• _WRITTEN INSTRUCTION_:
Repeat every record below exactly, omitting any pictures.

• _RECORDS_:
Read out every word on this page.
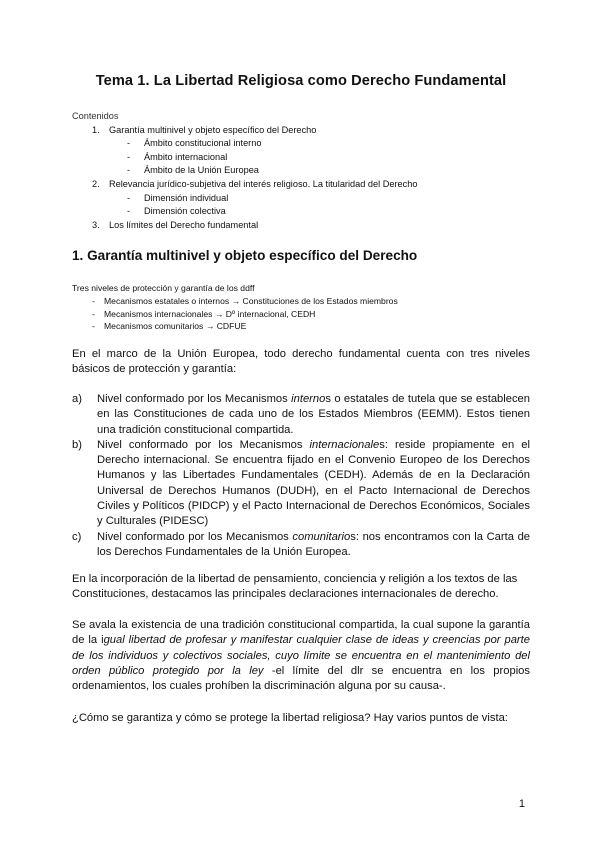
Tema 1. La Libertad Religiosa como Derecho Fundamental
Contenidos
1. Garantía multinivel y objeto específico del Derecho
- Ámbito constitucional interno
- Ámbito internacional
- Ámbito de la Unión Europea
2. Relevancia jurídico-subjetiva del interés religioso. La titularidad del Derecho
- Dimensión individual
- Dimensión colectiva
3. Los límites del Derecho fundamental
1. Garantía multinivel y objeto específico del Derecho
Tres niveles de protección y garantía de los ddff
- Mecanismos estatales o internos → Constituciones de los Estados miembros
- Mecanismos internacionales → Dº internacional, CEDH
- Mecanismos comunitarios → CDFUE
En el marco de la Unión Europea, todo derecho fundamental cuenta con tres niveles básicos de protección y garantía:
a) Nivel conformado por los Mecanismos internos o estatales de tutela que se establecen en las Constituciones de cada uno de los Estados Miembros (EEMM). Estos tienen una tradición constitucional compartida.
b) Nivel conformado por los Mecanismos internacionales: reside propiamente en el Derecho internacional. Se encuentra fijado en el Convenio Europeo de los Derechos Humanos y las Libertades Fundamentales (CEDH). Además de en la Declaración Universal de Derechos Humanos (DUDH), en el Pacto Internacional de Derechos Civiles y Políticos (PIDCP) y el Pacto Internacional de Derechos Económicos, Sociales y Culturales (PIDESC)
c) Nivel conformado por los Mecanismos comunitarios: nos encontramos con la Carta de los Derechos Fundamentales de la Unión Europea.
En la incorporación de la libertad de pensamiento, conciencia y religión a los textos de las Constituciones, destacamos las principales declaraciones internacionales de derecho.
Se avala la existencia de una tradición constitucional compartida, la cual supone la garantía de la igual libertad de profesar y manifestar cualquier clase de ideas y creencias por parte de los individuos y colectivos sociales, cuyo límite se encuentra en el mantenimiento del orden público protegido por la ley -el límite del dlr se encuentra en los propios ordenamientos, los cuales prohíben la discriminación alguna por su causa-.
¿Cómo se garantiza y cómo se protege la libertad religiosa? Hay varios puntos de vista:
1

• _TASK ANSWER_:
Read out every word on this page.
Tema 1. La Libertad Religiosa como Derecho Fundamental
Contenidos
1. Garantía multinivel y objeto específico del Derecho
- Ámbito constitucional interno
- Ámbito internacional
- Ámbito de la Unión Europea
2. Relevancia jurídico-subjetiva del interés religioso. La titularidad del Derecho
- Dimensión individual
- Dimensión colectiva
3. Los límites del Derecho fundamental
1. Garantía multinivel y objeto específico del Derecho
Tres niveles de protección y garantía de los ddff
- Mecanismos estatales o internos → Constituciones de los Estados miembros
- Mecanismos internacionales → Dº internacional, CEDH
- Mecanismos comunitarios → CDFUE
En el marco de la Unión Europea, todo derecho fundamental cuenta con tres niveles básicos de protección y garantía:
a) Nivel conformado por los Mecanismos internos o estatales de tutela que se establecen en las Constituciones de cada uno de los Estados Miembros (EEMM). Estos tienen una tradición constitucional compartida.
b) Nivel conformado por los Mecanismos internacionales: reside propiamente en el Derecho internacional. Se encuentra fijado en el Convenio Europeo de los Derechos Humanos y las Libertades Fundamentales (CEDH). Además de en la Declaración Universal de Derechos Humanos (DUDH), en el Pacto Internacional de Derechos Civiles y Políticos (PIDCP) y el Pacto Internacional de Derechos Económicos, Sociales y Culturales (PIDESC)
c) Nivel conformado por los Mecanismos comunitarios: nos encontramos con la Carta de los Derechos Fundamentales de la Unión Europea.
En la incorporación de la libertad de pensamiento, conciencia y religión a los textos de las Constituciones, destacamos las principales declaraciones internacionales de derecho.
Se avala la existencia de una tradición constitucional compartida, la cual supone la garantía de la igual libertad de profesar y manifestar cualquier clase de ideas y creencias por parte de los individuos y colectivos sociales, cuyo límite se encuentra en el mantenimiento del orden público protegido por la ley -el límite del dlr se encuentra en los propios ordenamientos, los cuales prohíben la discriminación alguna por su causa-.
¿Cómo se garantiza y cómo se protege la libertad religiosa? Hay varios puntos de vista:
1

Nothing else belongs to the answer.